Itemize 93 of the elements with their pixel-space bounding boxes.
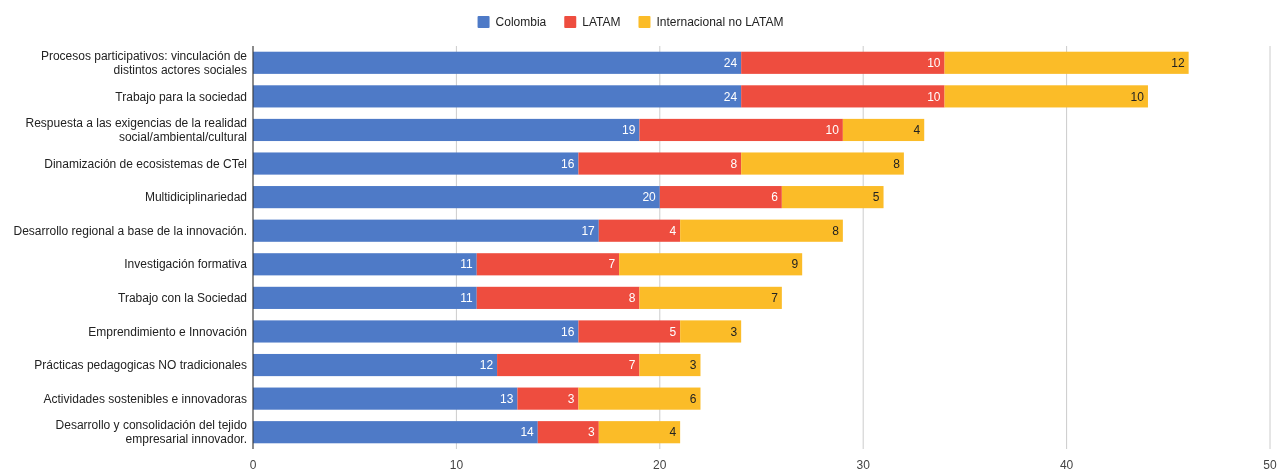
bar [253,219,599,242]
bar [741,51,945,74]
data-label: 5 [872,190,880,205]
bar [619,253,803,276]
data-label: 7 [628,358,636,373]
bar [253,186,660,209]
y-tick-label: Trabajo con la Sociedad [118,291,247,306]
legend-label: Colombia [495,15,547,30]
data-label: 3 [588,425,596,440]
data-label: 4 [669,425,677,440]
bar [944,85,1148,108]
data-label: 24 [723,89,738,104]
legend-label: Internacional no LATAM [656,15,784,30]
y-tick-label: Desarrollo y consolidación del tejido empresarial innovador. [55,418,248,447]
data-label: 10 [825,123,840,138]
data-label: 13 [500,391,514,406]
bar [659,186,782,209]
data-label: 4 [913,123,921,138]
data-label: 7 [771,291,779,306]
data-label: 19 [622,123,636,138]
data-label: 3 [689,358,697,373]
bar [253,152,579,175]
data-label: 14 [520,425,535,440]
bar [253,85,742,108]
x-tick-label: 10 [449,458,464,472]
bar [578,387,701,410]
data-label: 16 [561,156,575,171]
y-tick-label: Trabajo para la sociedad [115,89,247,104]
data-label: 3 [730,324,738,339]
data-label: 9 [791,257,799,272]
bar [253,253,477,276]
bar [253,320,579,343]
y-tick-label: Prácticas pedagogicas NO tradicionales [34,358,247,373]
bar [598,421,681,444]
data-label: 10 [1130,89,1145,104]
data-label: 3 [567,391,575,406]
bar [741,85,945,108]
bar [497,353,640,377]
bar [253,118,640,142]
data-label: 8 [832,223,840,238]
y-tick-label: Emprendimiento e Innovación [88,324,247,339]
data-label: 8 [628,291,636,306]
y-tick-label: Dinamización de ecosistemas de CTel [44,156,247,171]
bar [639,118,843,142]
data-label: 6 [771,190,779,205]
data-label: 8 [730,156,738,171]
y-tick-label: Multidiciplinariedad [144,190,247,205]
data-label: 4 [669,223,677,238]
bar [253,51,742,74]
data-label: 12 [1171,55,1185,70]
data-label: 16 [561,324,575,339]
data-label: 20 [642,190,657,205]
y-tick-label: Procesos participativos: vinculación de distintos actores sociales [40,48,248,77]
x-tick-label: 0 [249,458,257,472]
data-label: 8 [893,156,901,171]
data-label: 17 [581,223,596,238]
y-tick-label: Investigación formativa [124,257,248,272]
bar [578,320,681,343]
bar [253,387,518,410]
data-label: 6 [689,391,697,406]
legend-label: LATAM [582,15,621,30]
x-tick-label: 20 [653,458,667,472]
bar [476,286,640,309]
data-label: 11 [460,291,474,306]
bar [639,353,701,377]
bar [253,353,498,377]
y-tick-label: Desarrollo regional a base de la innovación. [13,223,247,238]
bar [842,118,925,142]
bar [598,219,681,242]
x-tick-label: 50 [1263,458,1277,472]
bar [741,152,904,175]
bar [781,186,884,209]
data-label: 11 [460,257,474,272]
data-label: 5 [669,324,677,339]
y-tick-label: Respuesta a las exigencias de la realidad social/ambiental/cultural [25,116,247,145]
bar [253,421,538,444]
bar [578,152,742,175]
data-label: 10 [927,55,941,70]
y-tick-label: Actividades sostenibles e innovadoras [43,391,247,406]
data-label: 24 [723,55,738,70]
bar [639,286,782,309]
x-tick-label: 40 [1059,458,1074,472]
bar [476,253,620,276]
bar [253,286,477,309]
data-label: 7 [608,257,616,272]
bar [944,51,1189,74]
bar [680,320,742,343]
bar [517,387,579,410]
data-label: 10 [927,89,941,104]
x-tick-label: 30 [856,458,871,472]
bar [680,219,843,242]
data-label: 12 [479,358,494,373]
bar [537,421,599,444]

◆ ◆ ◆ ◆ ◆ ◆ ◆

**What you should do**. Extract each line of the entries above that contains the string "legend". Matching is case-sensitive.

**Output for this exercise**.
legend-label: Colombia [495,15,547,30]
legend-label: Internacional no LATAM [656,15,784,30]
legend-label: LATAM [582,15,621,30]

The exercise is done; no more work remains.